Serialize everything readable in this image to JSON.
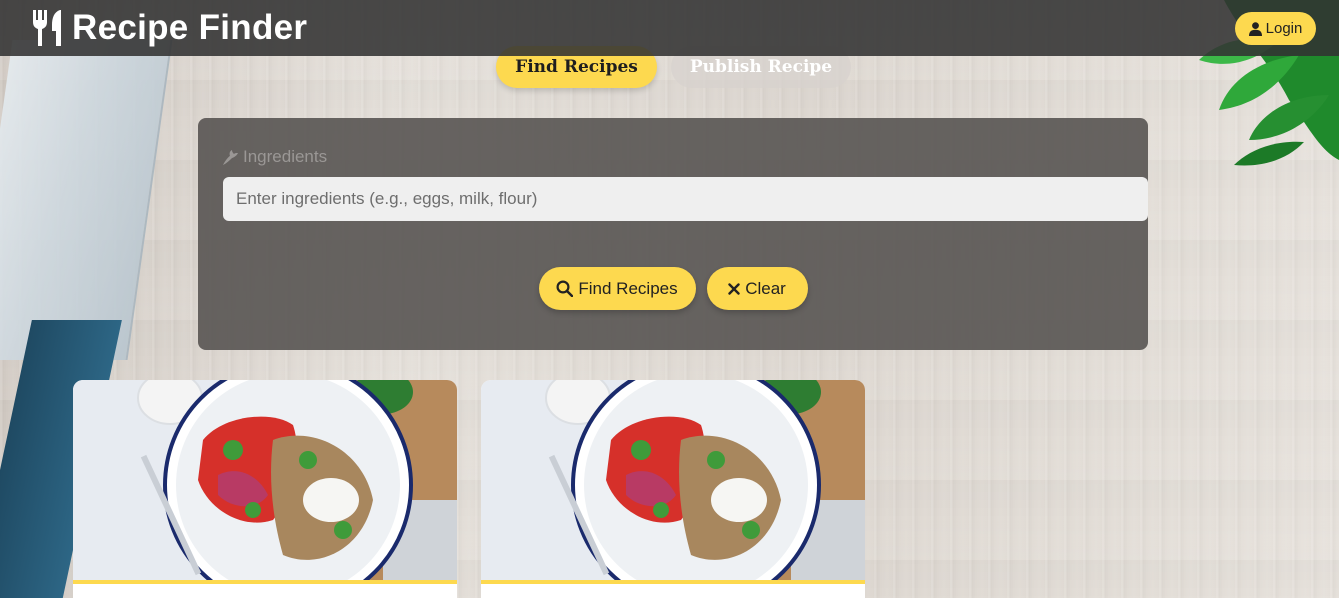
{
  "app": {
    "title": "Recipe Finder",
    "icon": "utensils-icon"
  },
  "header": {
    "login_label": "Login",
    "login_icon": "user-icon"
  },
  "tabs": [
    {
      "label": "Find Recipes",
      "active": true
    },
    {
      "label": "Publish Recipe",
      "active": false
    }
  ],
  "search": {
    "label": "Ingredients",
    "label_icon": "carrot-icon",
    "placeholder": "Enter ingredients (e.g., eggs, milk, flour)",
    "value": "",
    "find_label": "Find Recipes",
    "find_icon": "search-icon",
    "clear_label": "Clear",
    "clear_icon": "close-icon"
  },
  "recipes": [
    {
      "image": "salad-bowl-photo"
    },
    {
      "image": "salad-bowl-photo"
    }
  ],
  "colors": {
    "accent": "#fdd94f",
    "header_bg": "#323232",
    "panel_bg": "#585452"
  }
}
________
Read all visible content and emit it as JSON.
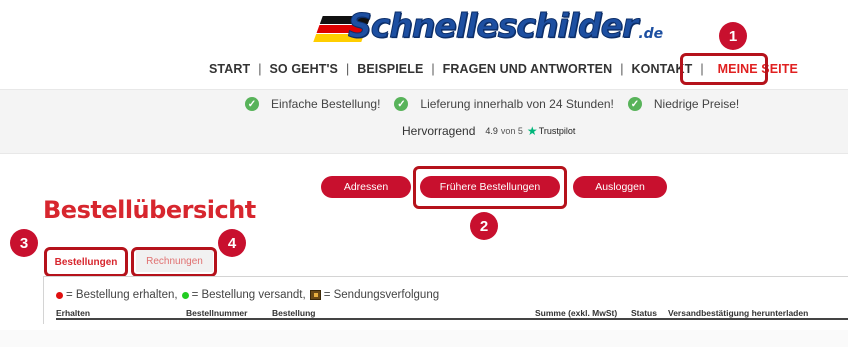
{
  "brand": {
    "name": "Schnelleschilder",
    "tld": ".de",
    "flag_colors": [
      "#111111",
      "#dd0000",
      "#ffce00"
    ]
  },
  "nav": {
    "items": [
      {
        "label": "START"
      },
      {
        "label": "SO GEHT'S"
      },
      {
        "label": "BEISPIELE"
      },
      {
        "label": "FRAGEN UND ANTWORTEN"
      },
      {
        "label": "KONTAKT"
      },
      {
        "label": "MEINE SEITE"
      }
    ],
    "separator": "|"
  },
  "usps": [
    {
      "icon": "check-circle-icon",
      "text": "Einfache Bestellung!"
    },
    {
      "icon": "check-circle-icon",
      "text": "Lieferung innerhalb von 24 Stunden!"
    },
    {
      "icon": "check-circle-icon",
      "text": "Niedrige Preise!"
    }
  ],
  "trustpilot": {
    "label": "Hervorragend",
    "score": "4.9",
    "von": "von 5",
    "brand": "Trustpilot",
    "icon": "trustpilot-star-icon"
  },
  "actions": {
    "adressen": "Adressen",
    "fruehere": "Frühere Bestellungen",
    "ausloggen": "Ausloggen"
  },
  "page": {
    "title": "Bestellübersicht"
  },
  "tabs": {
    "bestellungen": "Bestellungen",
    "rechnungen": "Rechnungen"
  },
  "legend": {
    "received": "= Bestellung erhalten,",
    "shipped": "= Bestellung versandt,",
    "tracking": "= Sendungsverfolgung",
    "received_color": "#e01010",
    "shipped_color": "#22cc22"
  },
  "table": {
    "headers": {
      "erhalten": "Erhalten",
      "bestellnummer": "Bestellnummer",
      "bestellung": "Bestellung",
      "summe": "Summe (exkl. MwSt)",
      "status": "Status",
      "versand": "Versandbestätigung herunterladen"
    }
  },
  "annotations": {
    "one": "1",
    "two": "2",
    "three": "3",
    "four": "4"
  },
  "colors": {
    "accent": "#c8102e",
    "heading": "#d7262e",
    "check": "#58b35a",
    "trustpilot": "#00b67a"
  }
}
________
§ **WHAT TO DO**
In the listing, how many lines hold "Bestellungen"? Answer with a bare number.

§ **SOLUTION TO THIS TASK**
2